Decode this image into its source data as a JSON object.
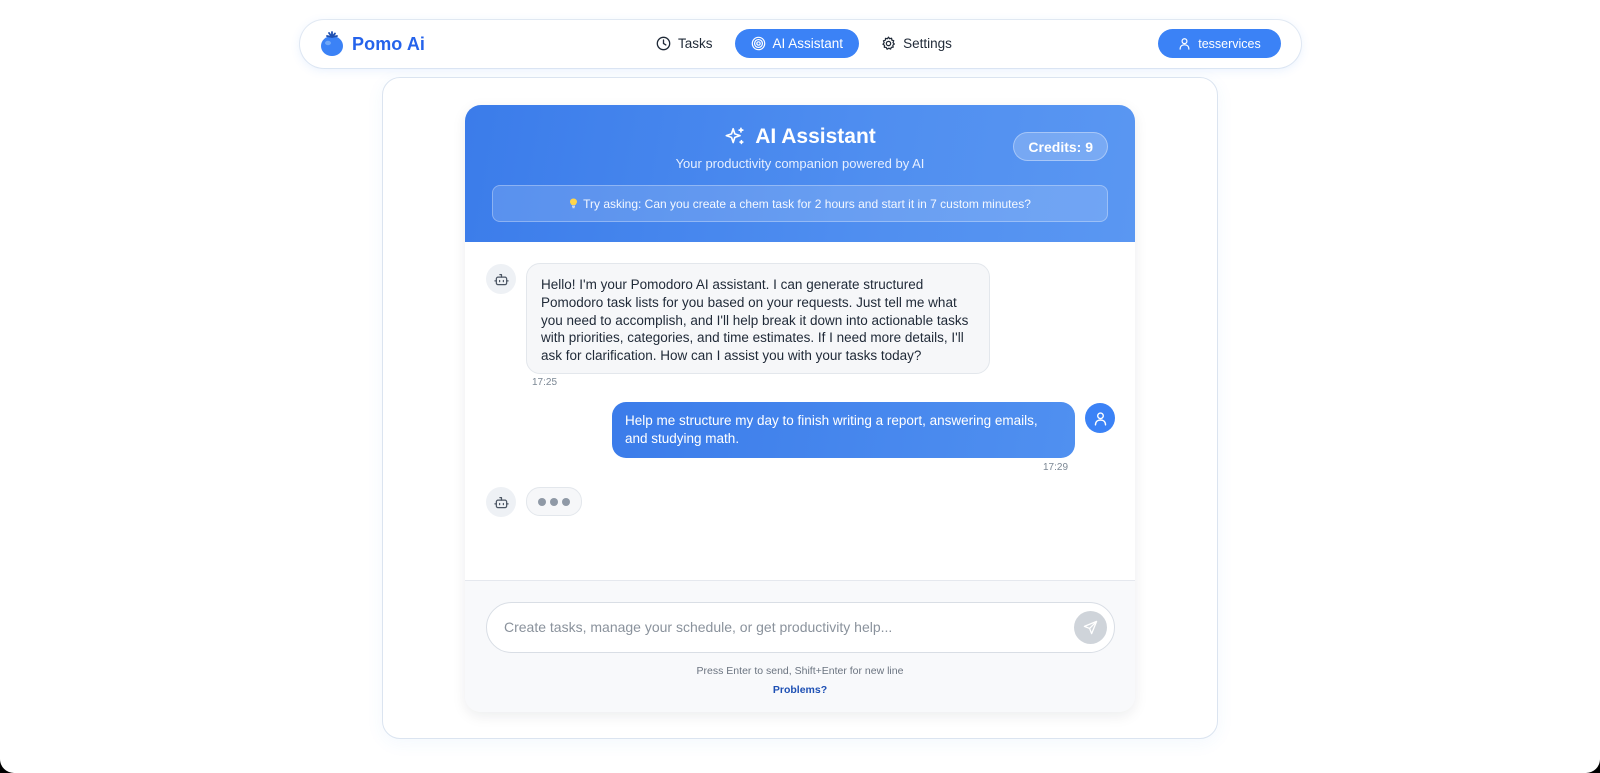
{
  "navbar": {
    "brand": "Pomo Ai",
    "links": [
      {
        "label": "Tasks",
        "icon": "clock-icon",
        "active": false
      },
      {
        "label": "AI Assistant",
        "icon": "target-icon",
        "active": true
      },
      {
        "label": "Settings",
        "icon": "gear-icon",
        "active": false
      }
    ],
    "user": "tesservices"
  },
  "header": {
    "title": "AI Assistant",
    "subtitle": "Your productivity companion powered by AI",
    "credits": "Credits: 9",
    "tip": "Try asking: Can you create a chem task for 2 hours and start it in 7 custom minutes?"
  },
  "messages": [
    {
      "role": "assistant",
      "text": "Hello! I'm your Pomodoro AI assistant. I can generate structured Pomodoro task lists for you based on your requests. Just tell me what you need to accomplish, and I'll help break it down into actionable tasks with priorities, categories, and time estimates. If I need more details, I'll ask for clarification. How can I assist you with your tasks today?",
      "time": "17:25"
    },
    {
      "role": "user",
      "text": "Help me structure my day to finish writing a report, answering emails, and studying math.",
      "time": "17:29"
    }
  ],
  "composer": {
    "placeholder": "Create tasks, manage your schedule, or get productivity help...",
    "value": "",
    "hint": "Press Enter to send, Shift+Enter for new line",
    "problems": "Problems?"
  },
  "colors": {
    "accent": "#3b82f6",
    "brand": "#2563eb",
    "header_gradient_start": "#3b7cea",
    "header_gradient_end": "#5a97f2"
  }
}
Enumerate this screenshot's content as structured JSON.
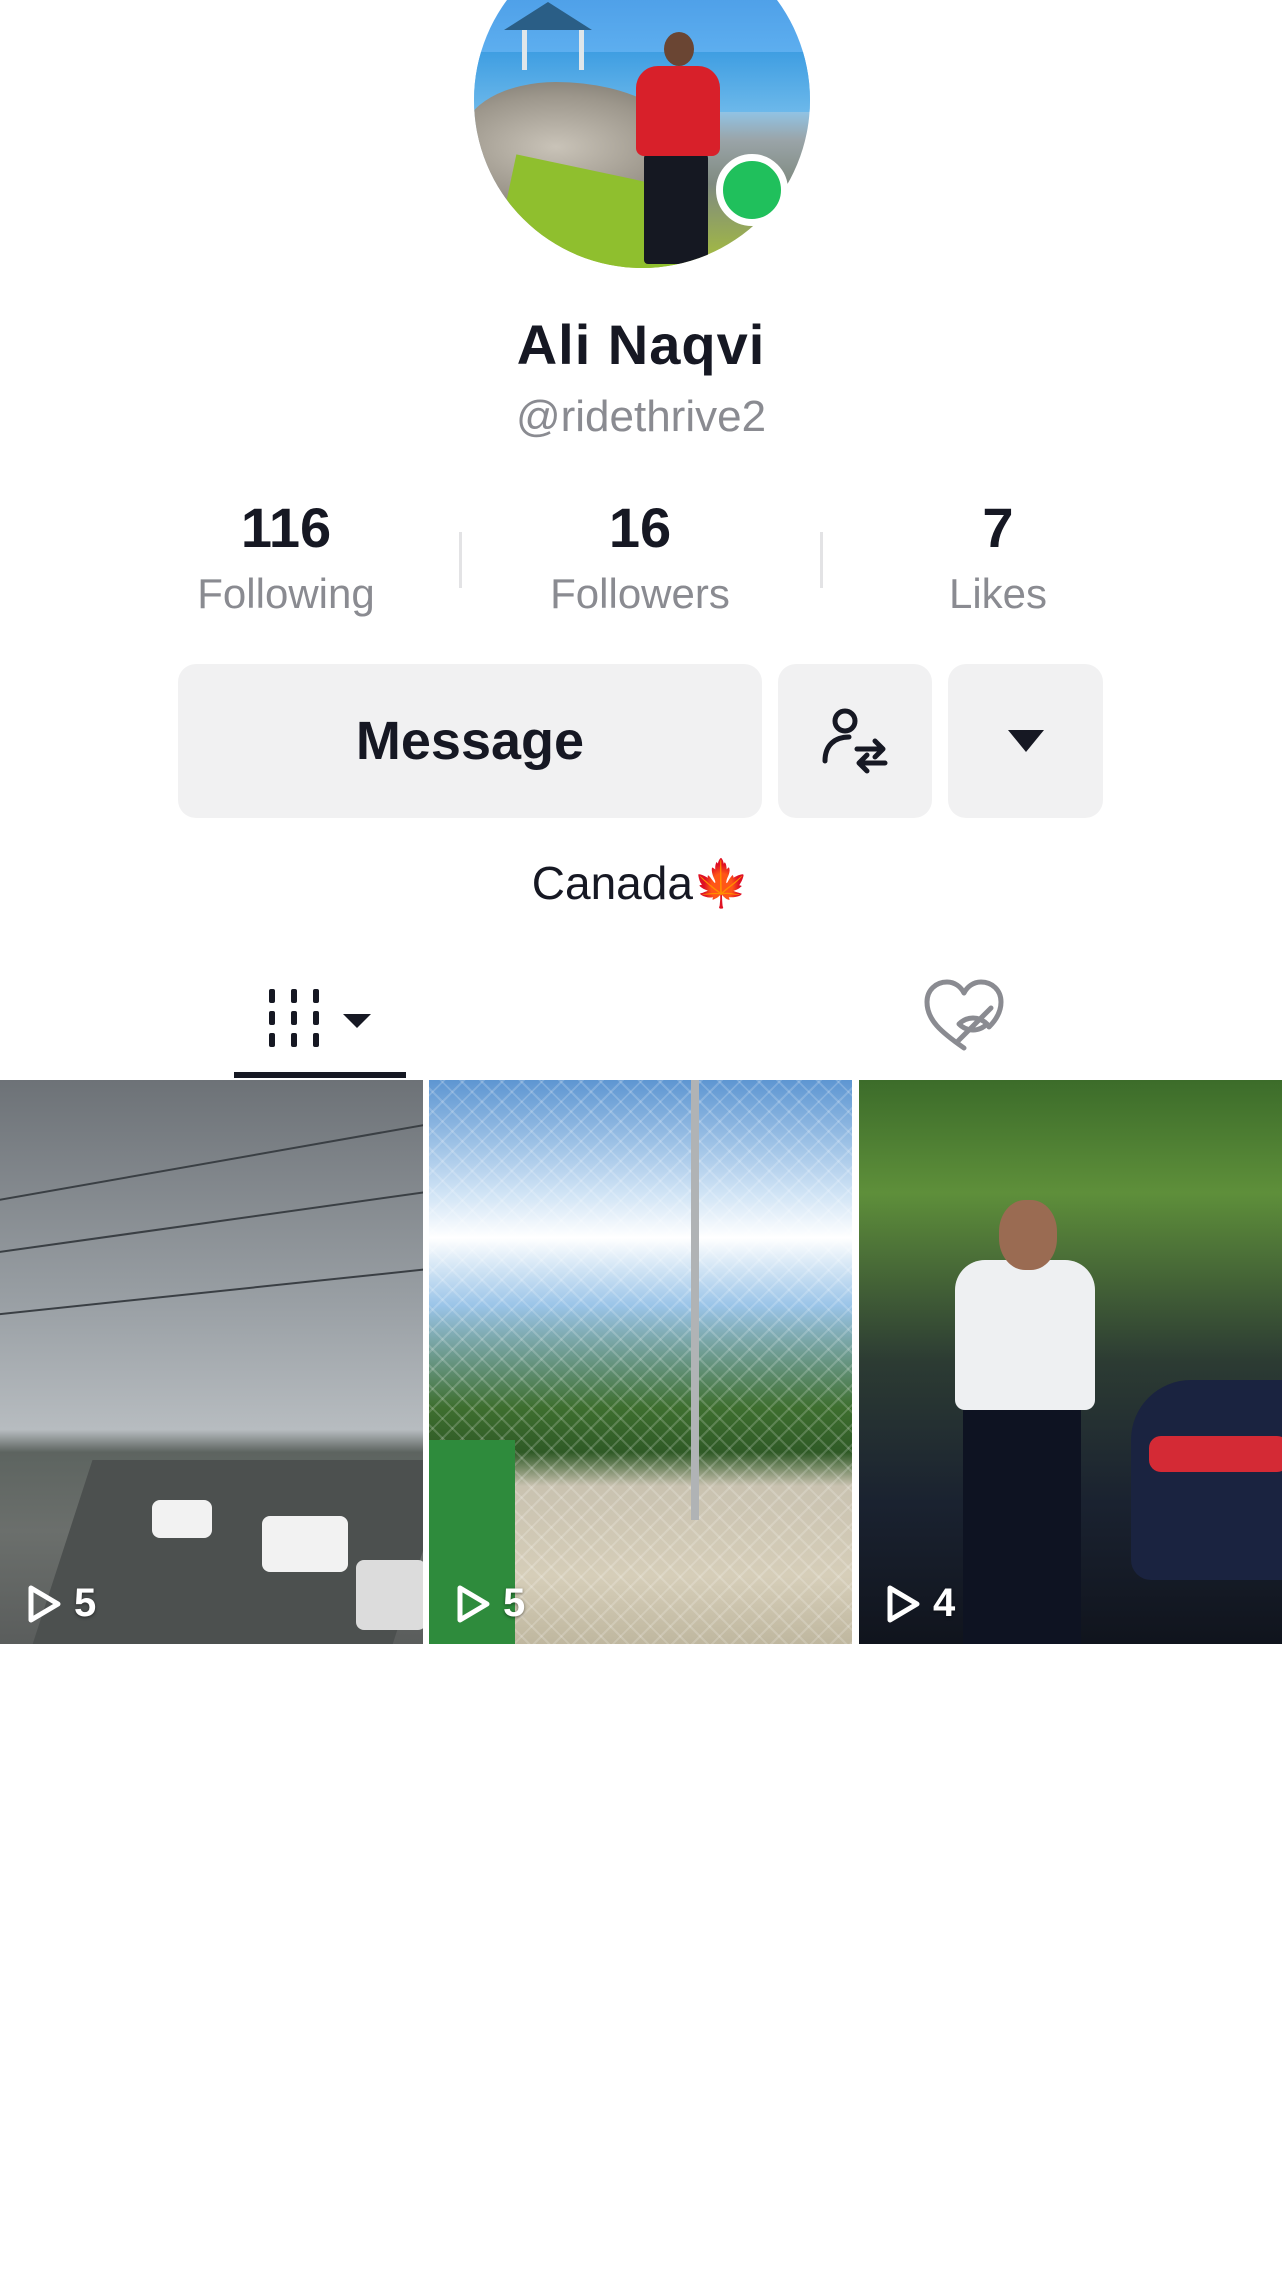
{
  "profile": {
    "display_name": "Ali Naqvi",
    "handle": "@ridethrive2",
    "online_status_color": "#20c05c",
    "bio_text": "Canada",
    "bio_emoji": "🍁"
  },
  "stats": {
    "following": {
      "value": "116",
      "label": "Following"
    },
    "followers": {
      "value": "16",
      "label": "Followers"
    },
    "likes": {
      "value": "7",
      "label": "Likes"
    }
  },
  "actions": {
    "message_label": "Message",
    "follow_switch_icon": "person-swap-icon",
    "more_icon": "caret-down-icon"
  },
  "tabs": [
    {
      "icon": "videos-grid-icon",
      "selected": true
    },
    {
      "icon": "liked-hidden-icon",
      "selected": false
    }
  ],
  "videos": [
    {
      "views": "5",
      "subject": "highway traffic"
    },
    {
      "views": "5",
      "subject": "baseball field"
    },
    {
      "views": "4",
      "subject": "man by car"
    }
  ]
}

########################################

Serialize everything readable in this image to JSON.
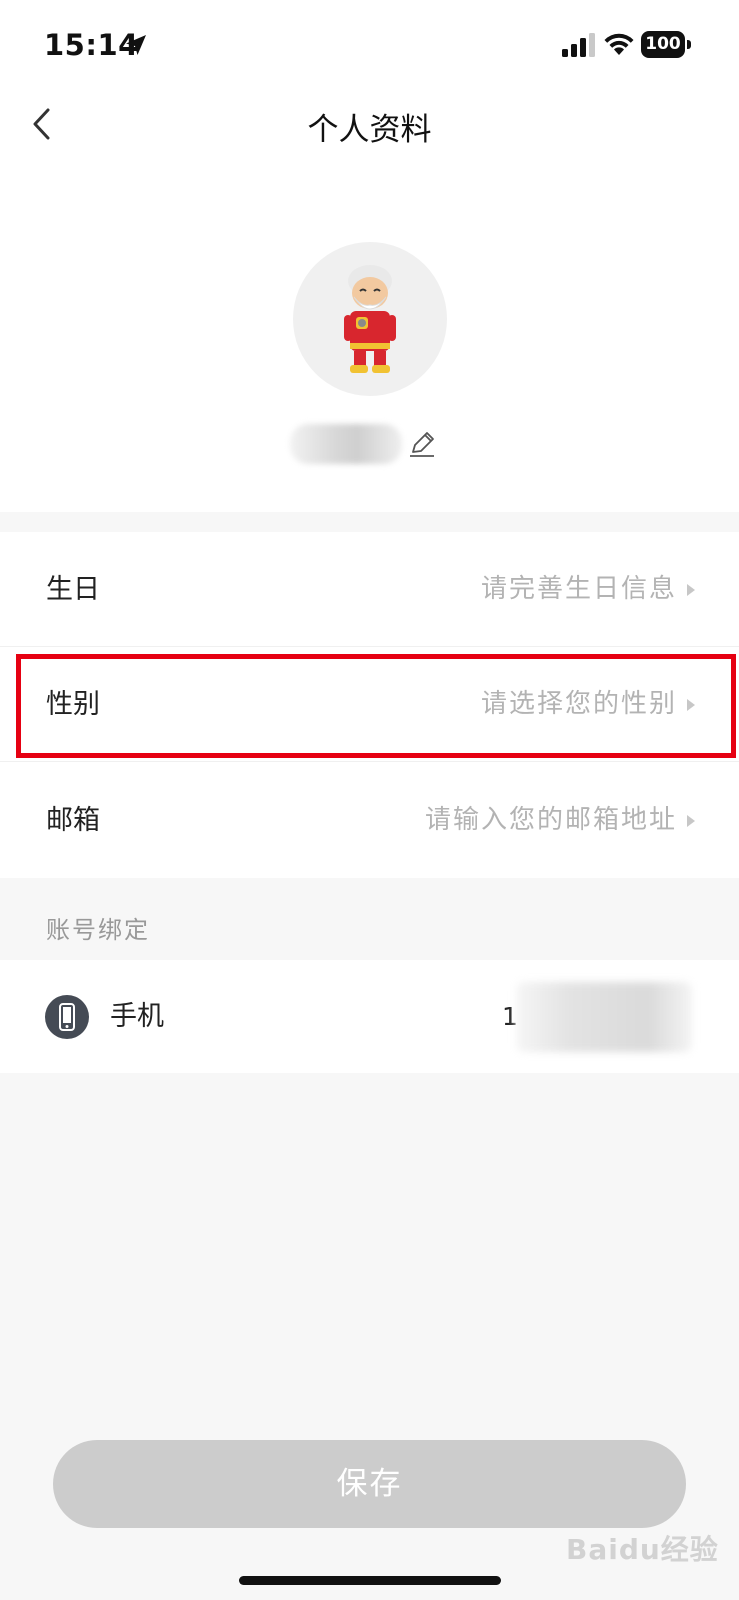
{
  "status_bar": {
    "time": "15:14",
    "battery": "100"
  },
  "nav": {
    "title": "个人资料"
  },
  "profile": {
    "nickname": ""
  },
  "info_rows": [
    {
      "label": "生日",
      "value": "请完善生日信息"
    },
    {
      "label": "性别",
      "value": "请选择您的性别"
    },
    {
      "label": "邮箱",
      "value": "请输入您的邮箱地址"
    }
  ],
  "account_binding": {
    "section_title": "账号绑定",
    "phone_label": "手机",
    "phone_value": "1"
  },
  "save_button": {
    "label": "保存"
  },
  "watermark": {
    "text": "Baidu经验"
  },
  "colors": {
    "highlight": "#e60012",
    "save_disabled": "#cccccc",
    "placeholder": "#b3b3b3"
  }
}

########################################

• _Short task_: Count the lines that hold the string "placeholder", and reply with that number alone.

• _Reply_: 2